>>>
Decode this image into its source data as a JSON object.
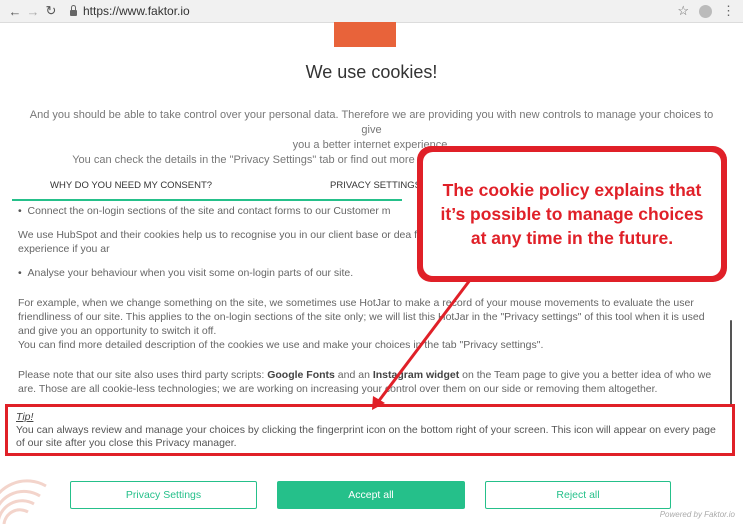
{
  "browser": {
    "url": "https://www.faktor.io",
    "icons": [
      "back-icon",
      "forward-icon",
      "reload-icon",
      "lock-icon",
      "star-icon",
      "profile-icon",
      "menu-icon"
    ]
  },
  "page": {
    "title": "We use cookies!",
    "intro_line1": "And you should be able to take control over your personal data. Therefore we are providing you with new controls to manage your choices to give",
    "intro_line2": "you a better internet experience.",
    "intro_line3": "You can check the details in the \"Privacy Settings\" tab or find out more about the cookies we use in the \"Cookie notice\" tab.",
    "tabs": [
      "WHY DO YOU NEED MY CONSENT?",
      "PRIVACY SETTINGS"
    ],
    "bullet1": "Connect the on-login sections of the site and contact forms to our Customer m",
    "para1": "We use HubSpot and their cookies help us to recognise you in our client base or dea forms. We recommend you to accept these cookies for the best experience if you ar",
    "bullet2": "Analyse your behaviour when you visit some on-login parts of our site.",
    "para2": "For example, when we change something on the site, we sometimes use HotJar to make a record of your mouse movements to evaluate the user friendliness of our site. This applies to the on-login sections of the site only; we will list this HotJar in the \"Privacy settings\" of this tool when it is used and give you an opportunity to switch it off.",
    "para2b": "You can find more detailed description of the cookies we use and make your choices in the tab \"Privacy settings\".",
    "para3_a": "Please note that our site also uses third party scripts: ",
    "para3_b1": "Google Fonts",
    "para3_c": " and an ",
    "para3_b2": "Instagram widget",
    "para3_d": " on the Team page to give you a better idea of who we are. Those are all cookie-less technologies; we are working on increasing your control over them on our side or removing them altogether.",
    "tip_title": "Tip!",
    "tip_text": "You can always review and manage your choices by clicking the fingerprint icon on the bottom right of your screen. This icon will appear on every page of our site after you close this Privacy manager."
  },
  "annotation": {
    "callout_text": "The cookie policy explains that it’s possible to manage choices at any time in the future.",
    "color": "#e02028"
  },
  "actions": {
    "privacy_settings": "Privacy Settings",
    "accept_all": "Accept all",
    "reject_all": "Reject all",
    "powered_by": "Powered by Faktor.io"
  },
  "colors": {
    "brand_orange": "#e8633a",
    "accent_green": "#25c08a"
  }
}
<<<
>>>
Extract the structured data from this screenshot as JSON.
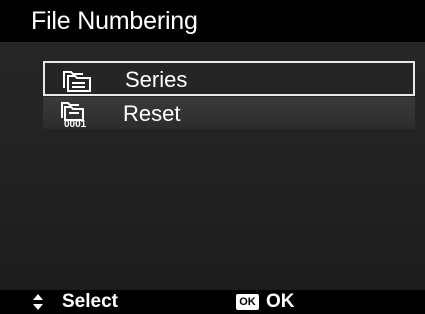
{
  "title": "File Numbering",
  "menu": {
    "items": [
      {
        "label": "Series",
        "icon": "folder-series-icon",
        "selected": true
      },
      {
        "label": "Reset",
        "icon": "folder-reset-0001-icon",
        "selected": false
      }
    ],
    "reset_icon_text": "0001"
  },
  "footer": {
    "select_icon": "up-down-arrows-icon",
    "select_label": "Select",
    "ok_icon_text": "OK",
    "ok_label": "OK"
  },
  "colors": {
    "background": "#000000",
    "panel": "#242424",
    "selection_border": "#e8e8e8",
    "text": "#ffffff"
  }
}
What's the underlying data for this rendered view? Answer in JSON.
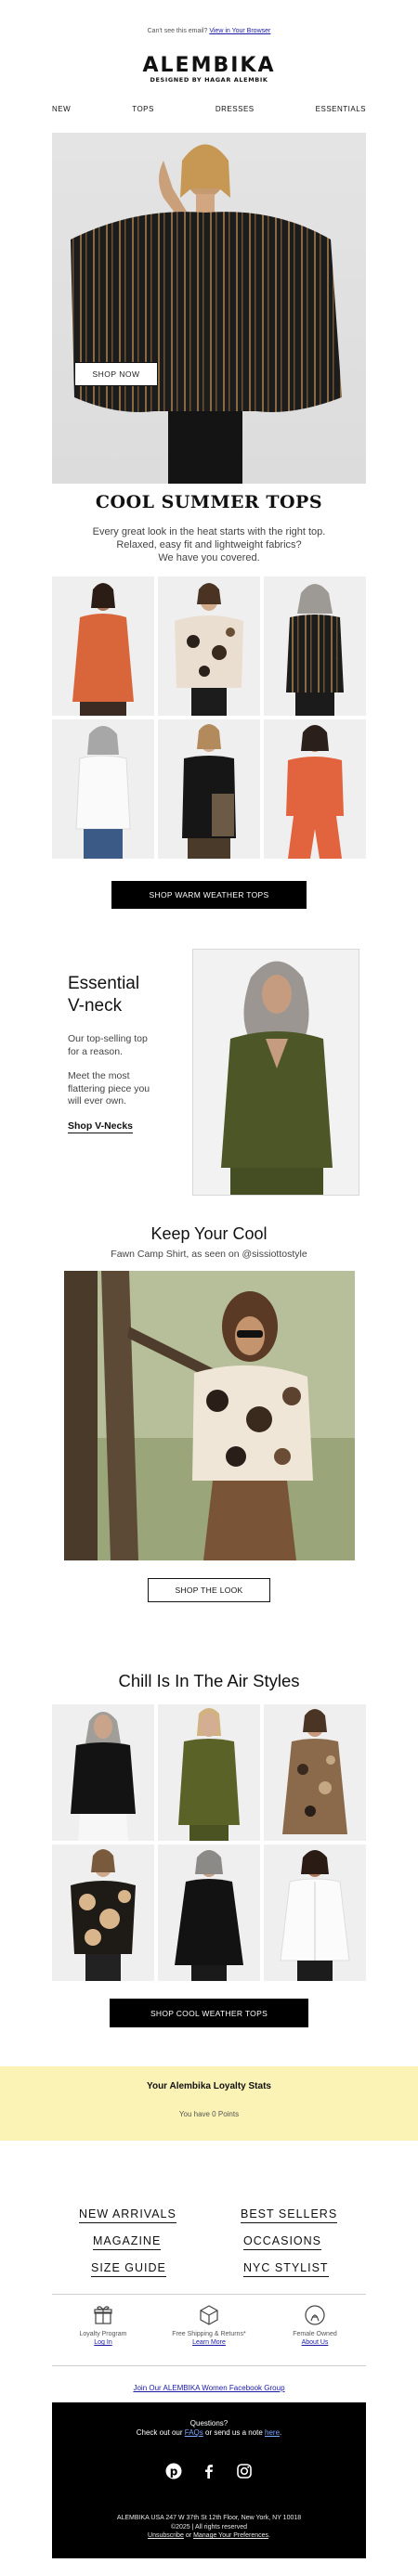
<<<
§ **WHAT TO DO**: Skip every picture. Repeat the lines from the one with "Extract the structured" through the one with "What's the underlying", both ends included.

§ **RESULT OF THE EXERCISE**:
Extract the structured data from this screenshot as JSON.
{
  "title": "File Numbering",
  "menu": {
    "items": [
      {
        "label": "Series",
        "icon": "folder-series-icon",
        "selected": true
      },
      {
        "label": "Reset",
        "icon": "folder-reset-0001-icon",
        "selected": false
      }
    ],
    "reset_icon_text": "0001"
  },
  "footer": {
    "select_icon": "up-down-arrows-icon",
    "select_label": "Select",
    "ok_icon_text": "OK",
    "ok_label": "OK"
  },
  "colors": {
    "background": "#000000",
    "panel": "#242424",
    "selection_border": "#e8e8e8",
    "text": "#ffffff"
  }
}
What's the underlying data for this rendered view? Answer in JSON.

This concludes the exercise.